__Given data__.
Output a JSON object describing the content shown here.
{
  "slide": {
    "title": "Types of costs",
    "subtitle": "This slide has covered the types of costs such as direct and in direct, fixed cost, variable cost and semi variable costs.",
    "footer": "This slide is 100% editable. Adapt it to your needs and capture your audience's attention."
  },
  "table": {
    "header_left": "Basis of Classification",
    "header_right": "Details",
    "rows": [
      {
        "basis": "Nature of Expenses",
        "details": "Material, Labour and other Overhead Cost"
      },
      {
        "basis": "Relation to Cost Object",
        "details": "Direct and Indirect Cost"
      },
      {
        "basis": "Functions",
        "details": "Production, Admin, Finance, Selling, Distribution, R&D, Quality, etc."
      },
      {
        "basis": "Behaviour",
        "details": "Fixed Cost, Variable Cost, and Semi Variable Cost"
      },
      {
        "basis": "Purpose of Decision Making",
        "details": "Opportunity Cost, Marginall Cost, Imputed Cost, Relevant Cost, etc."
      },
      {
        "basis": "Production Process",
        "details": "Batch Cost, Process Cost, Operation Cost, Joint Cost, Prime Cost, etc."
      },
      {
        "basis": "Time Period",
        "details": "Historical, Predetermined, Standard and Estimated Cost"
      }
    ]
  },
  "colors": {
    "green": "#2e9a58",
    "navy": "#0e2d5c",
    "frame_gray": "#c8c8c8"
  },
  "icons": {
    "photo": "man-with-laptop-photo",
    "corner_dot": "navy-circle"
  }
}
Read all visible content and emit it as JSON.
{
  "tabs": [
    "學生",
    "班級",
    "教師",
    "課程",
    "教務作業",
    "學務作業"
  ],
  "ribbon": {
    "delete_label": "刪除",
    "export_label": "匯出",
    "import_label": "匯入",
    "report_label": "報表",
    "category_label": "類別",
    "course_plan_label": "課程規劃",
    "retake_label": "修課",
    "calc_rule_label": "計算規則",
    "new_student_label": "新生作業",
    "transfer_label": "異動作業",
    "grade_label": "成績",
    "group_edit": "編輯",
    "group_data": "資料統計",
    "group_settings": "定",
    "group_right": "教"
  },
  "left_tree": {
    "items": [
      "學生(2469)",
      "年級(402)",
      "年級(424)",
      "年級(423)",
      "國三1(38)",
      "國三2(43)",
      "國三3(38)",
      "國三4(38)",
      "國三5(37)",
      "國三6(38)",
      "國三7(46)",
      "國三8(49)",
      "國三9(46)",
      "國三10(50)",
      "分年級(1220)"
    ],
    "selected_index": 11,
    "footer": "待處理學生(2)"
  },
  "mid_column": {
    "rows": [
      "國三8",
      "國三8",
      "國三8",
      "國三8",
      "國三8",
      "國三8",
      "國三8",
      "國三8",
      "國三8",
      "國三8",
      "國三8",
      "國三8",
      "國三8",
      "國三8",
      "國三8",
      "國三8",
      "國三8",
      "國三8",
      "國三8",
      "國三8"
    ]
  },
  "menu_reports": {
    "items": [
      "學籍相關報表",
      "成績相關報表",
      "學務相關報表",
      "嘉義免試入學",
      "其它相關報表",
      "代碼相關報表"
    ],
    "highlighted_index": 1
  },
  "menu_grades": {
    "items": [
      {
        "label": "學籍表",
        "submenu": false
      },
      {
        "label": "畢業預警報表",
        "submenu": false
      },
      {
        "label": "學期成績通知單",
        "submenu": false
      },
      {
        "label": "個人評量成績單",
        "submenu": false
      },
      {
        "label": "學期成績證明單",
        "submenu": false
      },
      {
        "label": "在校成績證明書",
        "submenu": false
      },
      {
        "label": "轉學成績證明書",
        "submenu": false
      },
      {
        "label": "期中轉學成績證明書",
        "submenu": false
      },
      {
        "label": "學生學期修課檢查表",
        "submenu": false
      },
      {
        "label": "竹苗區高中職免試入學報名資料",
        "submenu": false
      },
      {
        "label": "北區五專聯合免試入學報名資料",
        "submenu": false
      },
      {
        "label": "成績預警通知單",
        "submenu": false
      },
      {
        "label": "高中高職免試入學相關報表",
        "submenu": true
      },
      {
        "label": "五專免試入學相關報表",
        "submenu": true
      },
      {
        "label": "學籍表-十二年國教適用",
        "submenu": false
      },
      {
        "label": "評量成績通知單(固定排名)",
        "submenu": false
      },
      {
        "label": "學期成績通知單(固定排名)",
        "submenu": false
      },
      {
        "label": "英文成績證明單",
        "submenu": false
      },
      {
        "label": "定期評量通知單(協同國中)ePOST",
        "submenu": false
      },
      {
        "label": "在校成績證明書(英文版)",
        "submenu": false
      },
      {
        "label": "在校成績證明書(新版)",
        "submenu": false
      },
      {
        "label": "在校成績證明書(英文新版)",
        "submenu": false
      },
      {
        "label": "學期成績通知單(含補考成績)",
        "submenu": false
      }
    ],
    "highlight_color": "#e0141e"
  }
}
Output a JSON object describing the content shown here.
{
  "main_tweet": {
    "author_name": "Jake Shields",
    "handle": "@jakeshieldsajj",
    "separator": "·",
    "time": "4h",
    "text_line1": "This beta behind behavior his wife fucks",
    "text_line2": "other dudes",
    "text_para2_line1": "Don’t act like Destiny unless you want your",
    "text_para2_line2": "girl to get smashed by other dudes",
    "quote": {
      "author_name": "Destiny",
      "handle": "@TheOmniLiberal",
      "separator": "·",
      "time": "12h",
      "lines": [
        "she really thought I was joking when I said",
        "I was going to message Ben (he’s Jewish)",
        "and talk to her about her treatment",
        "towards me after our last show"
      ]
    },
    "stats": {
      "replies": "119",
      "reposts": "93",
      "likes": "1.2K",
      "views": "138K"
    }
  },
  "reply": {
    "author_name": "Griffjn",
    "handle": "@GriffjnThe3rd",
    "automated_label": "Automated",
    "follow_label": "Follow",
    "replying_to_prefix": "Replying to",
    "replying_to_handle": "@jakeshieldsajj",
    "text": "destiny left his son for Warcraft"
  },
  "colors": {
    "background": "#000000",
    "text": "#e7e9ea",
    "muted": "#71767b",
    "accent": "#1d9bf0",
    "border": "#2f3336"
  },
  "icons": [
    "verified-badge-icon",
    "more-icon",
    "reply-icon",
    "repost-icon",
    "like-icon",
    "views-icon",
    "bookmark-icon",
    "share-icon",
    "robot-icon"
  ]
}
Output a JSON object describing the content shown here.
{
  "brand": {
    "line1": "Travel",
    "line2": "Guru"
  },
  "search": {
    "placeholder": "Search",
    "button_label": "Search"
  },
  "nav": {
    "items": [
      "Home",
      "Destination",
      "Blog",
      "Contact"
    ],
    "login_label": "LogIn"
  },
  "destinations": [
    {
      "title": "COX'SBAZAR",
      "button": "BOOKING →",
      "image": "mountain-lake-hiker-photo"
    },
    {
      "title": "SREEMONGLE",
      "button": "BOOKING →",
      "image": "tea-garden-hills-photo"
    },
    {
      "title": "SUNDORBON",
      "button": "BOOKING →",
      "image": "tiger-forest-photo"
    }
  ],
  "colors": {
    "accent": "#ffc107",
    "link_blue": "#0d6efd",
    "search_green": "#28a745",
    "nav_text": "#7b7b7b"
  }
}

__What you need to do__.
Extract all lines as given.

__Exercise response__.
Output a JSON object describing the content shown here.
{
  "slide": {
    "title": "Types of costs",
    "subtitle": "This slide has covered the types of costs such as direct and in direct, fixed cost, variable cost and semi variable costs.",
    "footer": "This slide is 100% editable. Adapt it to your needs and capture your audience's attention."
  },
  "table": {
    "header_left": "Basis of Classification",
    "header_right": "Details",
    "rows": [
      {
        "basis": "Nature of Expenses",
        "details": "Material, Labour and other Overhead Cost"
      },
      {
        "basis": "Relation to Cost Object",
        "details": "Direct and Indirect Cost"
      },
      {
        "basis": "Functions",
        "details": "Production, Admin, Finance, Selling, Distribution, R&D, Quality, etc."
      },
      {
        "basis": "Behaviour",
        "details": "Fixed Cost, Variable Cost, and Semi Variable Cost"
      },
      {
        "basis": "Purpose of Decision Making",
        "details": "Opportunity Cost, Marginall Cost, Imputed Cost, Relevant Cost, etc."
      },
      {
        "basis": "Production Process",
        "details": "Batch Cost, Process Cost, Operation Cost, Joint Cost, Prime Cost, etc."
      },
      {
        "basis": "Time Period",
        "details": "Historical, Predetermined, Standard and Estimated Cost"
      }
    ]
  },
  "colors": {
    "green": "#2e9a58",
    "navy": "#0e2d5c",
    "frame_gray": "#c8c8c8"
  },
  "icons": {
    "photo": "man-with-laptop-photo",
    "corner_dot": "navy-circle"
  }
}
Read all visible content and emit it as JSON.
{
  "tabs": [
    "學生",
    "班級",
    "教師",
    "課程",
    "教務作業",
    "學務作業"
  ],
  "ribbon": {
    "delete_label": "刪除",
    "export_label": "匯出",
    "import_label": "匯入",
    "report_label": "報表",
    "category_label": "類別",
    "course_plan_label": "課程規劃",
    "retake_label": "修課",
    "calc_rule_label": "計算規則",
    "new_student_label": "新生作業",
    "transfer_label": "異動作業",
    "grade_label": "成績",
    "group_edit": "編輯",
    "group_data": "資料統計",
    "group_settings": "定",
    "group_right": "教"
  },
  "left_tree": {
    "items": [
      "學生(2469)",
      "年級(402)",
      "年級(424)",
      "年級(423)",
      "國三1(38)",
      "國三2(43)",
      "國三3(38)",
      "國三4(38)",
      "國三5(37)",
      "國三6(38)",
      "國三7(46)",
      "國三8(49)",
      "國三9(46)",
      "國三10(50)",
      "分年級(1220)"
    ],
    "selected_index": 11,
    "footer": "待處理學生(2)"
  },
  "mid_column": {
    "rows": [
      "國三8",
      "國三8",
      "國三8",
      "國三8",
      "國三8",
      "國三8",
      "國三8",
      "國三8",
      "國三8",
      "國三8",
      "國三8",
      "國三8",
      "國三8",
      "國三8",
      "國三8",
      "國三8",
      "國三8",
      "國三8",
      "國三8",
      "國三8"
    ]
  },
  "menu_reports": {
    "items": [
      "學籍相關報表",
      "成績相關報表",
      "學務相關報表",
      "嘉義免試入學",
      "其它相關報表",
      "代碼相關報表"
    ],
    "highlighted_index": 1
  },
  "menu_grades": {
    "items": [
      {
        "label": "學籍表",
        "submenu": false
      },
      {
        "label": "畢業預警報表",
        "submenu": false
      },
      {
        "label": "學期成績通知單",
        "submenu": false
      },
      {
        "label": "個人評量成績單",
        "submenu": false
      },
      {
        "label": "學期成績證明單",
        "submenu": false
      },
      {
        "label": "在校成績證明書",
        "submenu": false
      },
      {
        "label": "轉學成績證明書",
        "submenu": false
      },
      {
        "label": "期中轉學成績證明書",
        "submenu": false
      },
      {
        "label": "學生學期修課檢查表",
        "submenu": false
      },
      {
        "label": "竹苗區高中職免試入學報名資料",
        "submenu": false
      },
      {
        "label": "北區五專聯合免試入學報名資料",
        "submenu": false
      },
      {
        "label": "成績預警通知單",
        "submenu": false
      },
      {
        "label": "高中高職免試入學相關報表",
        "submenu": true
      },
      {
        "label": "五專免試入學相關報表",
        "submenu": true
      },
      {
        "label": "學籍表-十二年國教適用",
        "submenu": false
      },
      {
        "label": "評量成績通知單(固定排名)",
        "submenu": false
      },
      {
        "label": "學期成績通知單(固定排名)",
        "submenu": false
      },
      {
        "label": "英文成績證明單",
        "submenu": false
      },
      {
        "label": "定期評量通知單(協同國中)ePOST",
        "submenu": false
      },
      {
        "label": "在校成績證明書(英文版)",
        "submenu": false
      },
      {
        "label": "在校成績證明書(新版)",
        "submenu": false
      },
      {
        "label": "在校成績證明書(英文新版)",
        "submenu": false
      },
      {
        "label": "學期成績通知單(含補考成績)",
        "submenu": false
      }
    ],
    "highlight_color": "#e0141e"
  }
}
Output a JSON object describing the content shown here.
{
  "main_tweet": {
    "author_name": "Jake Shields",
    "handle": "@jakeshieldsajj",
    "separator": "·",
    "time": "4h",
    "text_line1": "This beta behind behavior his wife fucks",
    "text_line2": "other dudes",
    "text_para2_line1": "Don’t act like Destiny unless you want your",
    "text_para2_line2": "girl to get smashed by other dudes",
    "quote": {
      "author_name": "Destiny",
      "handle": "@TheOmniLiberal",
      "separator": "·",
      "time": "12h",
      "lines": [
        "she really thought I was joking when I said",
        "I was going to message Ben (he’s Jewish)",
        "and talk to her about her treatment",
        "towards me after our last show"
      ]
    },
    "stats": {
      "replies": "119",
      "reposts": "93",
      "likes": "1.2K",
      "views": "138K"
    }
  },
  "reply": {
    "author_name": "Griffjn",
    "handle": "@GriffjnThe3rd",
    "automated_label": "Automated",
    "follow_label": "Follow",
    "replying_to_prefix": "Replying to",
    "replying_to_handle": "@jakeshieldsajj",
    "text": "destiny left his son for Warcraft"
  },
  "colors": {
    "background": "#000000",
    "text": "#e7e9ea",
    "muted": "#71767b",
    "accent": "#1d9bf0",
    "border": "#2f3336"
  },
  "icons": [
    "verified-badge-icon",
    "more-icon",
    "reply-icon",
    "repost-icon",
    "like-icon",
    "views-icon",
    "bookmark-icon",
    "share-icon",
    "robot-icon"
  ]
}
Output a JSON object describing the content shown here.
{
  "brand": {
    "line1": "Travel",
    "line2": "Guru"
  },
  "search": {
    "placeholder": "Search",
    "button_label": "Search"
  },
  "nav": {
    "items": [
      "Home",
      "Destination",
      "Blog",
      "Contact"
    ],
    "login_label": "LogIn"
  },
  "destinations": [
    {
      "title": "COX'SBAZAR",
      "button": "BOOKING →",
      "image": "mountain-lake-hiker-photo"
    },
    {
      "title": "SREEMONGLE",
      "button": "BOOKING →",
      "image": "tea-garden-hills-photo"
    },
    {
      "title": "SUNDORBON",
      "button": "BOOKING →",
      "image": "tiger-forest-photo"
    }
  ],
  "colors": {
    "accent": "#ffc107",
    "link_blue": "#0d6efd",
    "search_green": "#28a745",
    "nav_text": "#7b7b7b"
  }
}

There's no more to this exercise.